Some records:
- - - -

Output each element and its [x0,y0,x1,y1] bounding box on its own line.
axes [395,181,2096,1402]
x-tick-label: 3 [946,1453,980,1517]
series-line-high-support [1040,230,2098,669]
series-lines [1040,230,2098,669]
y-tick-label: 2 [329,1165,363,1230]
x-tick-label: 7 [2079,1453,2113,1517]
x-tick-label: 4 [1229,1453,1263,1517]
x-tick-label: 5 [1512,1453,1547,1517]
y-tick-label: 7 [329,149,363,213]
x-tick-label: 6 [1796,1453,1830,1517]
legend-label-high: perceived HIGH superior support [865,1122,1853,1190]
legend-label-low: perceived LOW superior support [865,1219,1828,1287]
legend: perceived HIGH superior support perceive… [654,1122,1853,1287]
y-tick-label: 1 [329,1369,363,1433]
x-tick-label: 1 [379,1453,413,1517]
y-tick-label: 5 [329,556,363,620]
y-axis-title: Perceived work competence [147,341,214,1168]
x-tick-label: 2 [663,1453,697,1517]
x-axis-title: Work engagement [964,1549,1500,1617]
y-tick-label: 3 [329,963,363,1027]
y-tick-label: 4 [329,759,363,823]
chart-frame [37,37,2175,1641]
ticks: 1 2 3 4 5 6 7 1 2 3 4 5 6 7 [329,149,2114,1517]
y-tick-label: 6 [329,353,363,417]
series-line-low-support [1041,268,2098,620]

- - - -

§ What you should do: Arrange every line of the records above as a numbered list, leaving out any blank lines.

§ Finished answer:
1. Output each element and its [x0,y0,x1,y1] bounding box on its own line.
2. axes [395,181,2096,1402]
3. x-tick-label: 3 [946,1453,980,1517]
4. series-line-high-support [1040,230,2098,669]
5. series-lines [1040,230,2098,669]
6. y-tick-label: 2 [329,1165,363,1230]
7. x-tick-label: 7 [2079,1453,2113,1517]
8. x-tick-label: 4 [1229,1453,1263,1517]
9. x-tick-label: 5 [1512,1453,1547,1517]
10. y-tick-label: 7 [329,149,363,213]
11. x-tick-label: 6 [1796,1453,1830,1517]
12. legend-label-high: perceived HIGH superior support [865,1122,1853,1190]
13. legend-label-low: perceived LOW superior support [865,1219,1828,1287]
14. legend: perceived HIGH superior support perceive… [654,1122,1853,1287]
15. y-tick-label: 1 [329,1369,363,1433]
16. x-tick-label: 1 [379,1453,413,1517]
17. y-tick-label: 5 [329,556,363,620]
18. y-axis-title: Perceived work competence [147,341,214,1168]
19. x-tick-label: 2 [663,1453,697,1517]
20. x-axis-title: Work engagement [964,1549,1500,1617]
21. y-tick-label: 3 [329,963,363,1027]
22. y-tick-label: 4 [329,759,363,823]
23. chart-frame [37,37,2175,1641]
24. ticks: 1 2 3 4 5 6 7 1 2 3 4 5 6 7 [329,149,2114,1517]
25. y-tick-label: 6 [329,353,363,417]
26. series-line-low-support [1041,268,2098,620]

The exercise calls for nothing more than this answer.